====== Entries provided ======

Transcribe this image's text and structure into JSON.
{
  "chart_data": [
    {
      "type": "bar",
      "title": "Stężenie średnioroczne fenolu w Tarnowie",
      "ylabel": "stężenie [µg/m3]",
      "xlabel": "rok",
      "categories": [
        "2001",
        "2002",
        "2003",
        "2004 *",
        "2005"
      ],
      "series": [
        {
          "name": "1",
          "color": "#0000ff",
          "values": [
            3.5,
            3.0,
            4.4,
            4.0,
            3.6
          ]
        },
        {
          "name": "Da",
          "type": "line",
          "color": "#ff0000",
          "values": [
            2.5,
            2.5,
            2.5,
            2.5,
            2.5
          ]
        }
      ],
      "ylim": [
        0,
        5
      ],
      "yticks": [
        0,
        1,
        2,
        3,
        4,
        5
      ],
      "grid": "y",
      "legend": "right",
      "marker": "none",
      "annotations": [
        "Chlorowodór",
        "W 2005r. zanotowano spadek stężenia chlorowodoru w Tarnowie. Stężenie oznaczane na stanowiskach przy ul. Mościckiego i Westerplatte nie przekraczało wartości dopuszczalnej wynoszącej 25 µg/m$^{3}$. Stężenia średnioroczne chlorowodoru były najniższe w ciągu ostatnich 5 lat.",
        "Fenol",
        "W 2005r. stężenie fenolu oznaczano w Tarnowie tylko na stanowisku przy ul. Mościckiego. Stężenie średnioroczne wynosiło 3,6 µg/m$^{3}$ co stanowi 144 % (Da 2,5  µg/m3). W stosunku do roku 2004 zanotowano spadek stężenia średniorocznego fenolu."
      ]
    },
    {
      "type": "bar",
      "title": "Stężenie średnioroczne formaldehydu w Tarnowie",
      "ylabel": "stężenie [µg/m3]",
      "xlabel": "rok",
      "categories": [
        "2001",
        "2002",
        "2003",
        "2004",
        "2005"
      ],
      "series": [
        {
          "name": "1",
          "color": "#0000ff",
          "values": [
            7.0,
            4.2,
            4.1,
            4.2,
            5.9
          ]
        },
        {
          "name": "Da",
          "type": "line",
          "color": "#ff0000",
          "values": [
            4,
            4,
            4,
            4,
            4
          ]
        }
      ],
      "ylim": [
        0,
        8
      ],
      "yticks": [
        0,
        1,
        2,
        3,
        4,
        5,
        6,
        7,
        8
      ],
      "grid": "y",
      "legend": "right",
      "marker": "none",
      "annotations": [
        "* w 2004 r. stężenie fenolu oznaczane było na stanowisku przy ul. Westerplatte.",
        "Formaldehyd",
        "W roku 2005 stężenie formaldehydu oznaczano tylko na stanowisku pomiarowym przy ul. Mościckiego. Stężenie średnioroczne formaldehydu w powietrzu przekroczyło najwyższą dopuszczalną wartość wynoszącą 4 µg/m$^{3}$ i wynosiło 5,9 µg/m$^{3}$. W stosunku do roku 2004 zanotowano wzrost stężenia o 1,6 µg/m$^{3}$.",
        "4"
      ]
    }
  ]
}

======
====== Entries provided ======

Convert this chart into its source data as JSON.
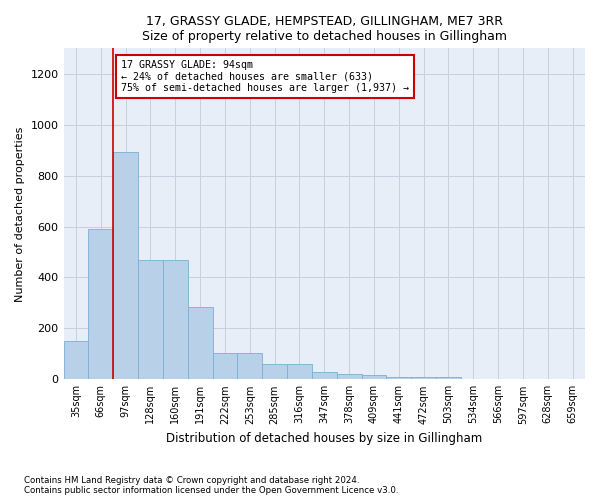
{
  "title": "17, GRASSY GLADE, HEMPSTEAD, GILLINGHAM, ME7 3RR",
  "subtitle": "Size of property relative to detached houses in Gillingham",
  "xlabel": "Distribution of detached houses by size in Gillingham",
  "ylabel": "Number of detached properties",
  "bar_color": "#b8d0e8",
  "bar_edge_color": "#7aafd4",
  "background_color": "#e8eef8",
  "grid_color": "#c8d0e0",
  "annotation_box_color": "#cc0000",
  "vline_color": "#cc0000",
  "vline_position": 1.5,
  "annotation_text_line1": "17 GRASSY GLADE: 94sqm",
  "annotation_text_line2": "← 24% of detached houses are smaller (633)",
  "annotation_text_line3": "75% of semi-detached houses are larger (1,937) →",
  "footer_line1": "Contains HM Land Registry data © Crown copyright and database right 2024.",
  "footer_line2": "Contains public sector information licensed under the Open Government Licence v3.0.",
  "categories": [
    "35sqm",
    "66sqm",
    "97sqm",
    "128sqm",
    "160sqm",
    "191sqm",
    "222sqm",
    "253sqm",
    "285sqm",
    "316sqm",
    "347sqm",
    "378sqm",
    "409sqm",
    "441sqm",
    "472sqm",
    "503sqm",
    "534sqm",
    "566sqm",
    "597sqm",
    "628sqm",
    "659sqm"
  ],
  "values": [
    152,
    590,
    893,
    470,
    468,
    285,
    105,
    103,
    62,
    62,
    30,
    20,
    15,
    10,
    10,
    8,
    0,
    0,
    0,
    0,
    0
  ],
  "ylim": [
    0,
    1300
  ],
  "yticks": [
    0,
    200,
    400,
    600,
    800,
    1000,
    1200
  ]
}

======

◆ Written task ◆
Report every line in the data above in which the word "Contains" appears.

◆ Expected answer ◆
  "footer_line1": "Contains HM Land Registry data © Crown copyright and database right 2024.",
  "footer_line2": "Contains public sector information licensed under the Open Government Licence v3.0.",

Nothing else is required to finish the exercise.